--- Data entries ---
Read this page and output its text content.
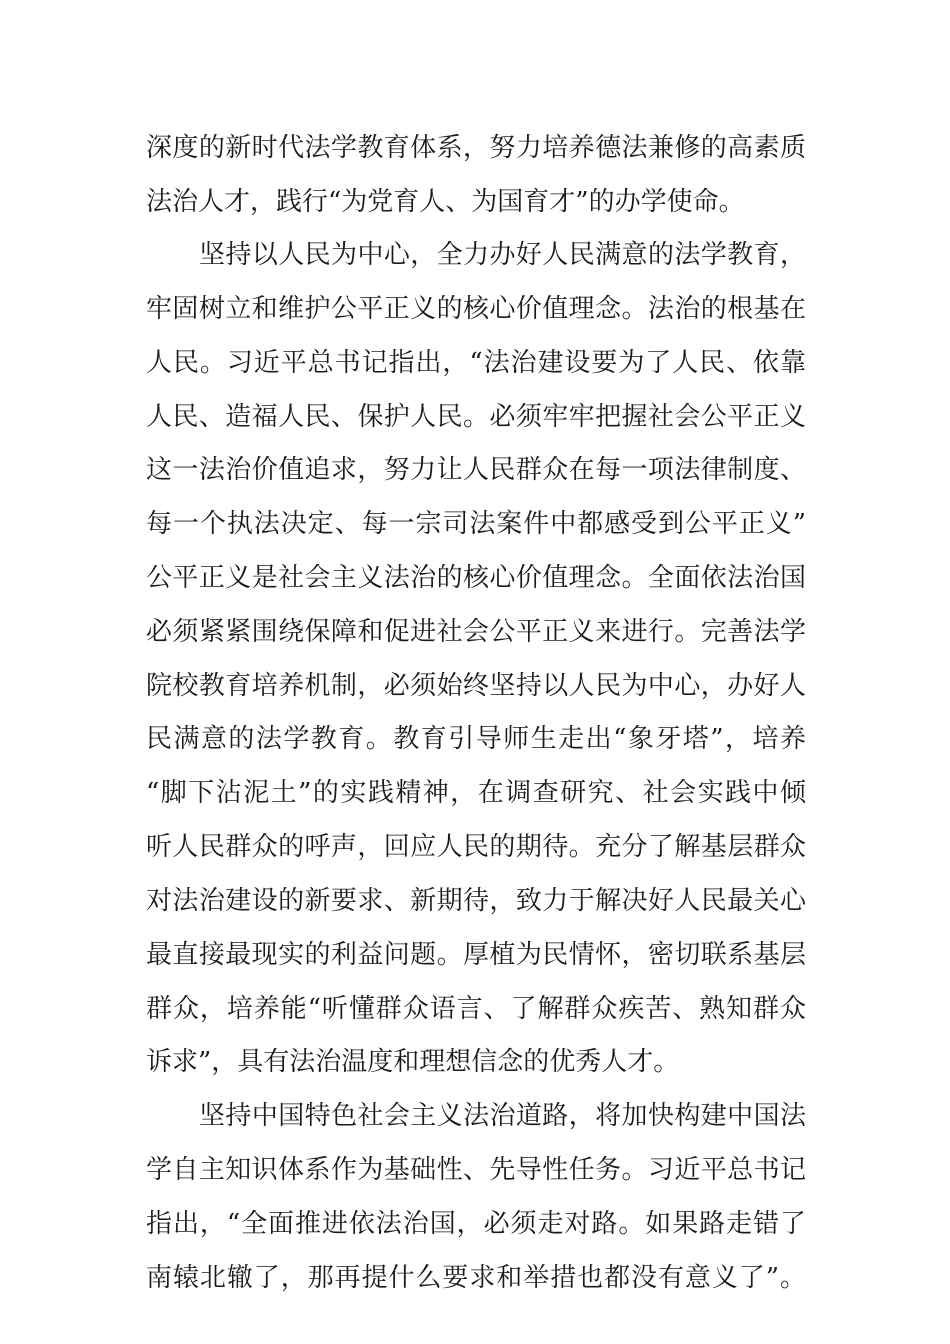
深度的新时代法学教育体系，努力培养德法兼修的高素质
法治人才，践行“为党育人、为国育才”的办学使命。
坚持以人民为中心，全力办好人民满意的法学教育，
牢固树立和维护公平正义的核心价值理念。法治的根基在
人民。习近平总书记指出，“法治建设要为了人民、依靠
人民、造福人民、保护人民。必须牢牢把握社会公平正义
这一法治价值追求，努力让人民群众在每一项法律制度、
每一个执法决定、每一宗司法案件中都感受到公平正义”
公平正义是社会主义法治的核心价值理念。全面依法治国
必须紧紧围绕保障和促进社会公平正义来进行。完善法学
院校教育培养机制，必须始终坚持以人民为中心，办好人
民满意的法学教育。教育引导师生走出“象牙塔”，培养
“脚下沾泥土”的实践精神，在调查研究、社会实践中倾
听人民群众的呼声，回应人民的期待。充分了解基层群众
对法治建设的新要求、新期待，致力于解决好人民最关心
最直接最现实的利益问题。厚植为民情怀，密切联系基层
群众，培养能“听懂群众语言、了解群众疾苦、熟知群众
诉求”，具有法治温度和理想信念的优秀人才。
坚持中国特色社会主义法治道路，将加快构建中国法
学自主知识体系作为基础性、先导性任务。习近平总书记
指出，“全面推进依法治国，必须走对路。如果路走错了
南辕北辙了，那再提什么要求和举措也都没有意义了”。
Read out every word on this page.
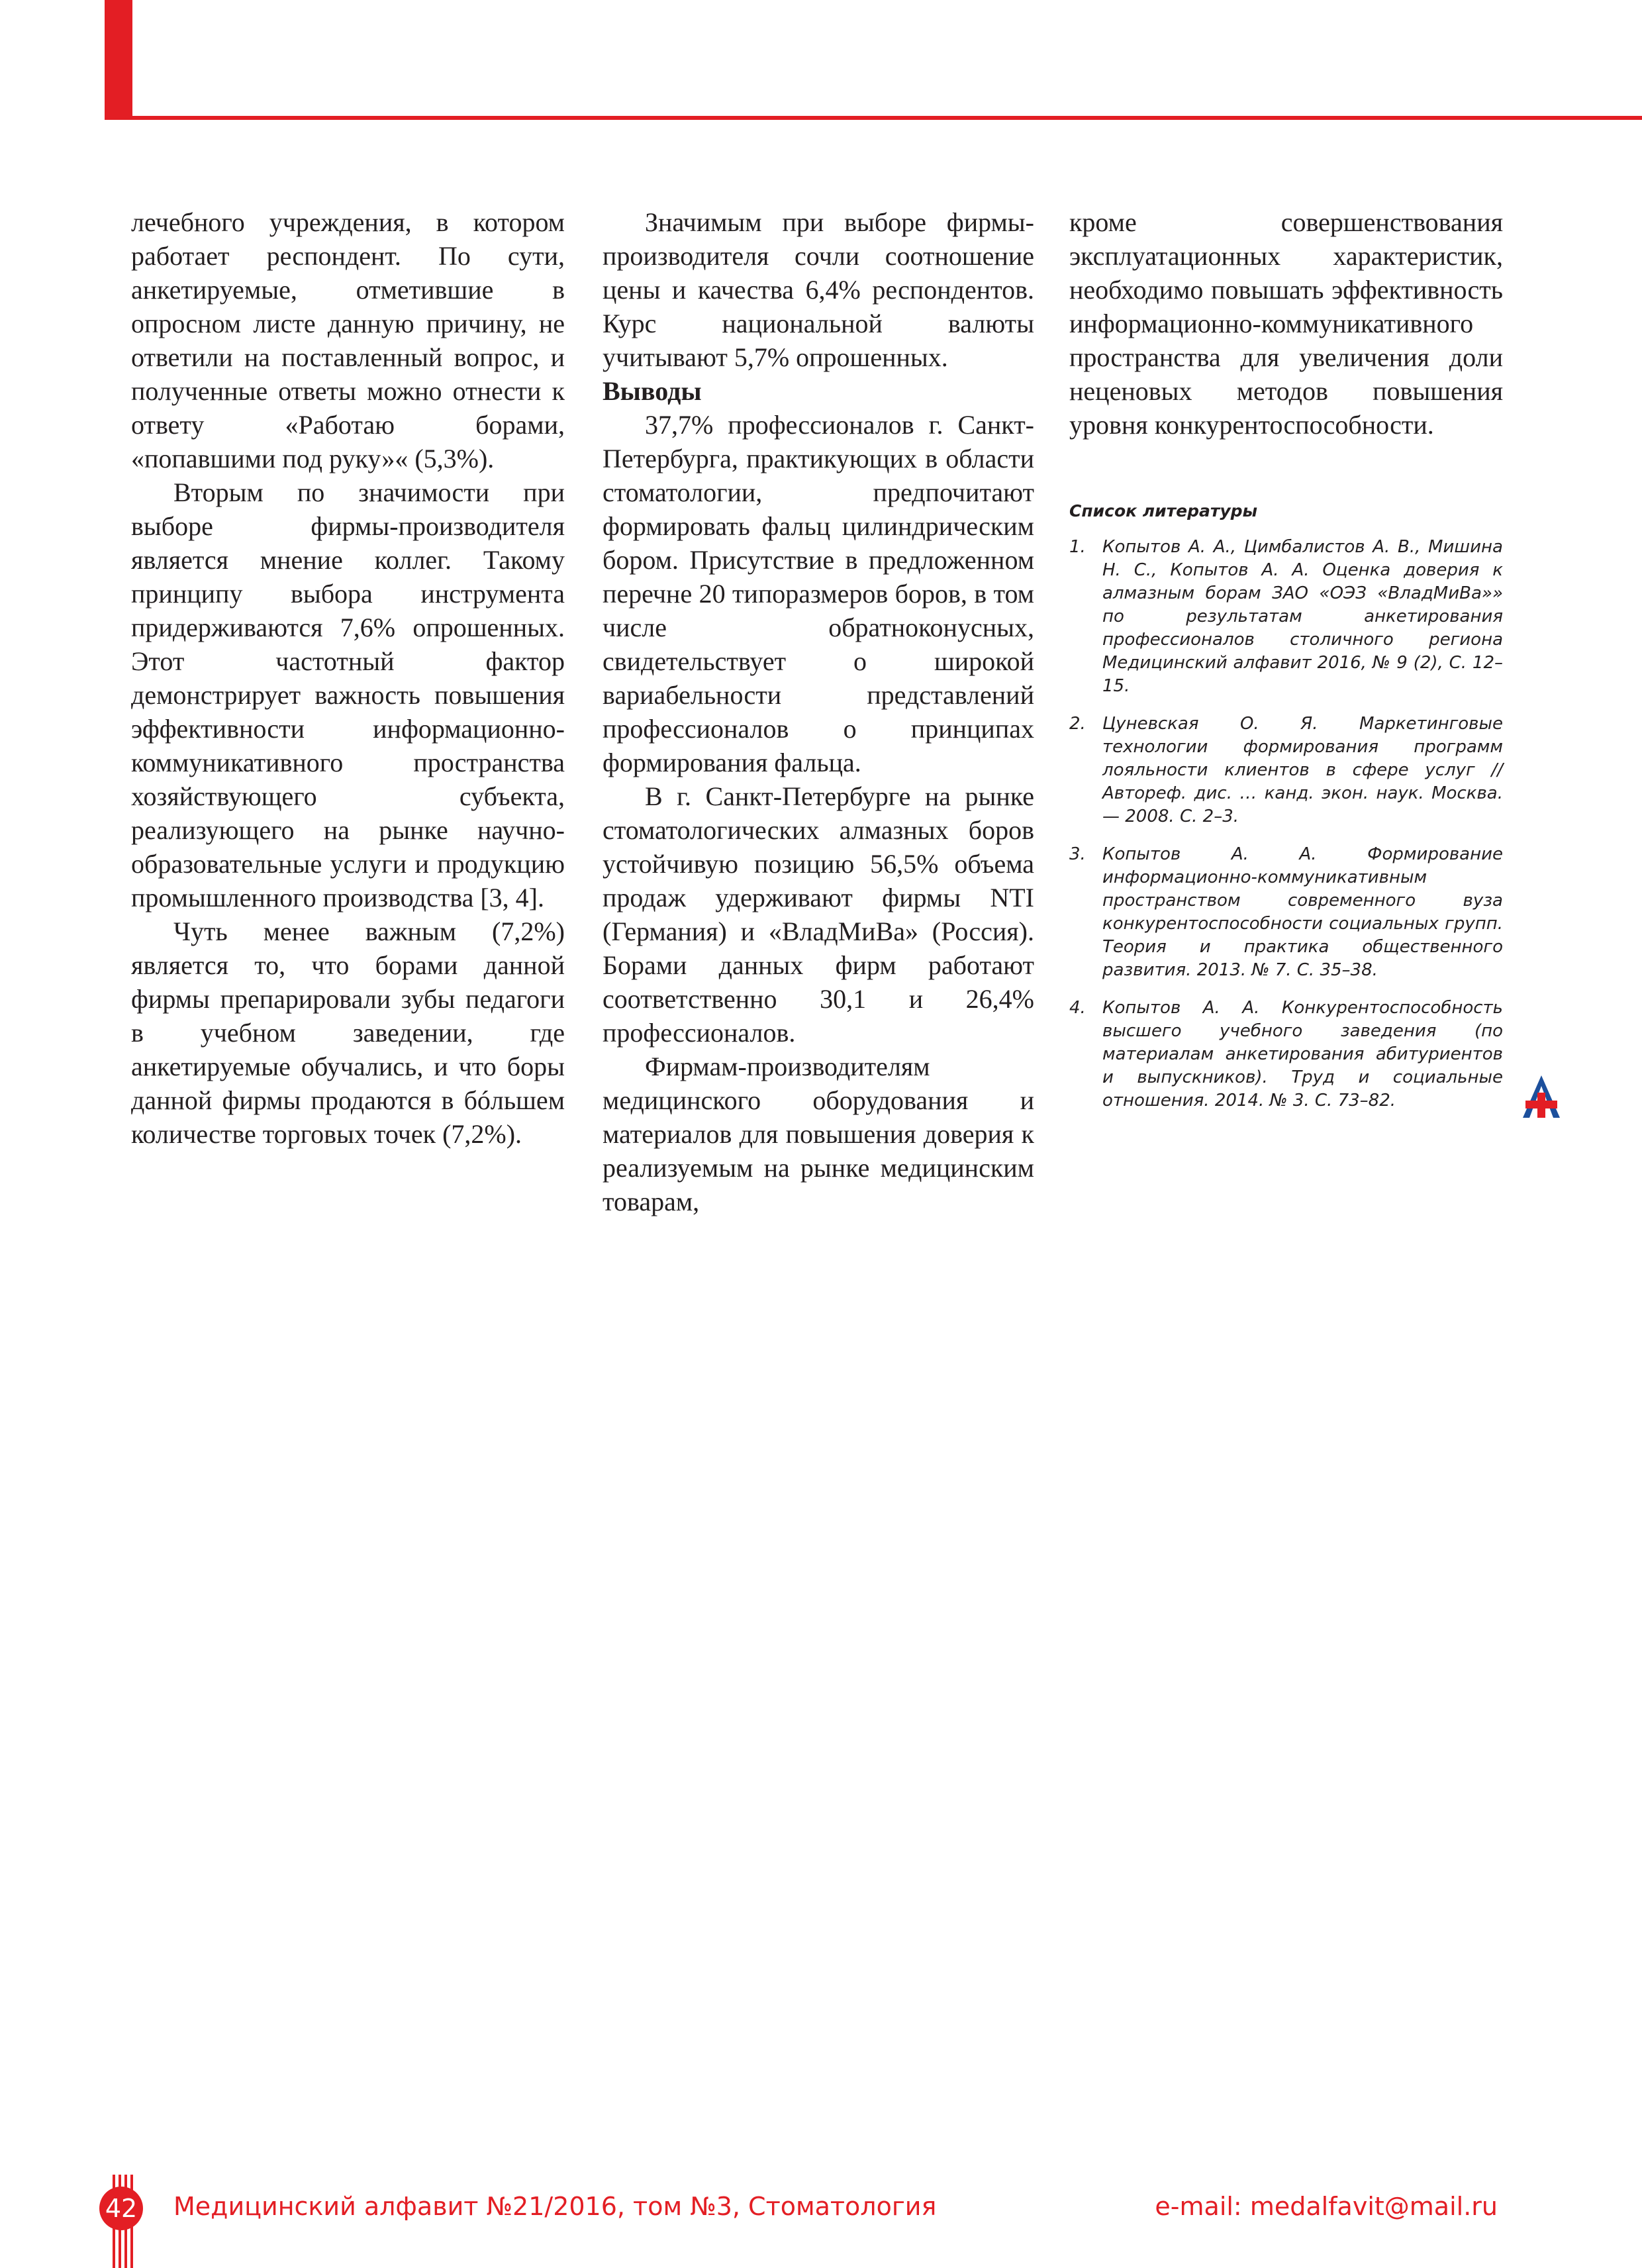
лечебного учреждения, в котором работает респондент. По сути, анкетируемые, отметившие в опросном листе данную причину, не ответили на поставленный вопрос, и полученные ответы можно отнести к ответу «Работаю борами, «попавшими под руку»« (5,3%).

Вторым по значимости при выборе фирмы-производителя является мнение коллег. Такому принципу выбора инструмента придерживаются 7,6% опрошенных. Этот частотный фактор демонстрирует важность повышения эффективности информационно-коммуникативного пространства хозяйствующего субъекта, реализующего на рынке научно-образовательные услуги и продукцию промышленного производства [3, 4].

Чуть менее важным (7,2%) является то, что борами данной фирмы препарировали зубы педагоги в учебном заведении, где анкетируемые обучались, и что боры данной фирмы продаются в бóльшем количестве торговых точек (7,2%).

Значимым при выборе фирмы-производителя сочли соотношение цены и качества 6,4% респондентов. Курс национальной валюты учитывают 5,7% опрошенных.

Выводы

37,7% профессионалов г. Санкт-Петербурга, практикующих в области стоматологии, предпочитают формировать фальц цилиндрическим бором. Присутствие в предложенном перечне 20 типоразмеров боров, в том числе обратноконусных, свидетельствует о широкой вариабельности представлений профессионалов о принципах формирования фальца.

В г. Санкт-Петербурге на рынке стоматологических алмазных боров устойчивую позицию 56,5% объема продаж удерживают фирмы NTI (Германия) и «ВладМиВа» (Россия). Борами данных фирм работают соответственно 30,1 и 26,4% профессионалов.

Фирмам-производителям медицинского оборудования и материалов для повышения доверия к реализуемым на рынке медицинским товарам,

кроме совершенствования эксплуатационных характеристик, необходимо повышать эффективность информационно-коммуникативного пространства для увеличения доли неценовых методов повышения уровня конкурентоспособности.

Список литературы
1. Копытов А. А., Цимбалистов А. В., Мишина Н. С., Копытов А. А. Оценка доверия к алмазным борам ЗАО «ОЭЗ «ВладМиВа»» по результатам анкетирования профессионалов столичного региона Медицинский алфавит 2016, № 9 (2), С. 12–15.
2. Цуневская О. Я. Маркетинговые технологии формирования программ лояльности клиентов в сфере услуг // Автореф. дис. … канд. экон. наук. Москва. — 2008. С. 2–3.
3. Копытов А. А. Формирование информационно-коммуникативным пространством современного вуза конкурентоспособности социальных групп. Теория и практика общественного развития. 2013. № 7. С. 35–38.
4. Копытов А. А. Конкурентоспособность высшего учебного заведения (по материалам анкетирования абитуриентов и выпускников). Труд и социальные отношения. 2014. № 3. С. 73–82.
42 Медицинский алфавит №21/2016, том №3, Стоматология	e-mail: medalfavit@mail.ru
---
▶ [Requirements]:
The records above are to be quoted exactly, with all pictures left out.

▶ [Reply to the task]:
Read this page and output its text content.
深度的新时代法学教育体系，努力培养德法兼修的高素质
法治人才，践行“为党育人、为国育才”的办学使命。
坚持以人民为中心，全力办好人民满意的法学教育，
牢固树立和维护公平正义的核心价值理念。法治的根基在
人民。习近平总书记指出，“法治建设要为了人民、依靠
人民、造福人民、保护人民。必须牢牢把握社会公平正义
这一法治价值追求，努力让人民群众在每一项法律制度、
每一个执法决定、每一宗司法案件中都感受到公平正义”
公平正义是社会主义法治的核心价值理念。全面依法治国
必须紧紧围绕保障和促进社会公平正义来进行。完善法学
院校教育培养机制，必须始终坚持以人民为中心，办好人
民满意的法学教育。教育引导师生走出“象牙塔”，培养
“脚下沾泥土”的实践精神，在调查研究、社会实践中倾
听人民群众的呼声，回应人民的期待。充分了解基层群众
对法治建设的新要求、新期待，致力于解决好人民最关心
最直接最现实的利益问题。厚植为民情怀，密切联系基层
群众，培养能“听懂群众语言、了解群众疾苦、熟知群众
诉求”，具有法治温度和理想信念的优秀人才。
坚持中国特色社会主义法治道路，将加快构建中国法
学自主知识体系作为基础性、先导性任务。习近平总书记
指出，“全面推进依法治国，必须走对路。如果路走错了
南辕北辙了，那再提什么要求和举措也都没有意义了”。
Read out every word on this page.
лечебного учреждения, в котором работает респондент. По сути, анкетируемые, отметившие в опросном листе данную причину, не ответили на поставленный вопрос, и полученные ответы можно отнести к ответу «Работаю борами, «попавшими под руку»« (5,3%).

Вторым по значимости при выборе фирмы-производителя является мнение коллег. Такому принципу выбора инструмента придерживаются 7,6% опрошенных. Этот частотный фактор демонстрирует важность повышения эффективности информационно-коммуникативного пространства хозяйствующего субъекта, реализующего на рынке научно-образовательные услуги и продукцию промышленного производства [3, 4].

Чуть менее важным (7,2%) является то, что борами данной фирмы препарировали зубы педагоги в учебном заведении, где анкетируемые обучались, и что боры данной фирмы продаются в бóльшем количестве торговых точек (7,2%).

Значимым при выборе фирмы-производителя сочли соотношение цены и качества 6,4% респондентов. Курс национальной валюты учитывают 5,7% опрошенных.

Выводы

37,7% профессионалов г. Санкт-Петербурга, практикующих в области стоматологии, предпочитают формировать фальц цилиндрическим бором. Присутствие в предложенном перечне 20 типоразмеров боров, в том числе обратноконусных, свидетельствует о широкой вариабельности представлений профессионалов о принципах формирования фальца.

В г. Санкт-Петербурге на рынке стоматологических алмазных боров устойчивую позицию 56,5% объема продаж удерживают фирмы NTI (Германия) и «ВладМиВа» (Россия). Борами данных фирм работают соответственно 30,1 и 26,4% профессионалов.

Фирмам-производителям медицинского оборудования и материалов для повышения доверия к реализуемым на рынке медицинским товарам,

кроме совершенствования эксплуатационных характеристик, необходимо повышать эффективность информационно-коммуникативного пространства для увеличения доли неценовых методов повышения уровня конкурентоспособности.

Список литературы
1. Копытов А. А., Цимбалистов А. В., Мишина Н. С., Копытов А. А. Оценка доверия к алмазным борам ЗАО «ОЭЗ «ВладМиВа»» по результатам анкетирования профессионалов столичного региона Медицинский алфавит 2016, № 9 (2), С. 12–15.
2. Цуневская О. Я. Маркетинговые технологии формирования программ лояльности клиентов в сфере услуг // Автореф. дис. … канд. экон. наук. Москва. — 2008. С. 2–3.
3. Копытов А. А. Формирование информационно-коммуникативным пространством современного вуза конкурентоспособности социальных групп. Теория и практика общественного развития. 2013. № 7. С. 35–38.
4. Копытов А. А. Конкурентоспособность высшего учебного заведения (по материалам анкетирования абитуриентов и выпускников). Труд и социальные отношения. 2014. № 3. С. 73–82.
42 Медицинский алфавит №21/2016, том №3, Стоматология	e-mail: medalfavit@mail.ru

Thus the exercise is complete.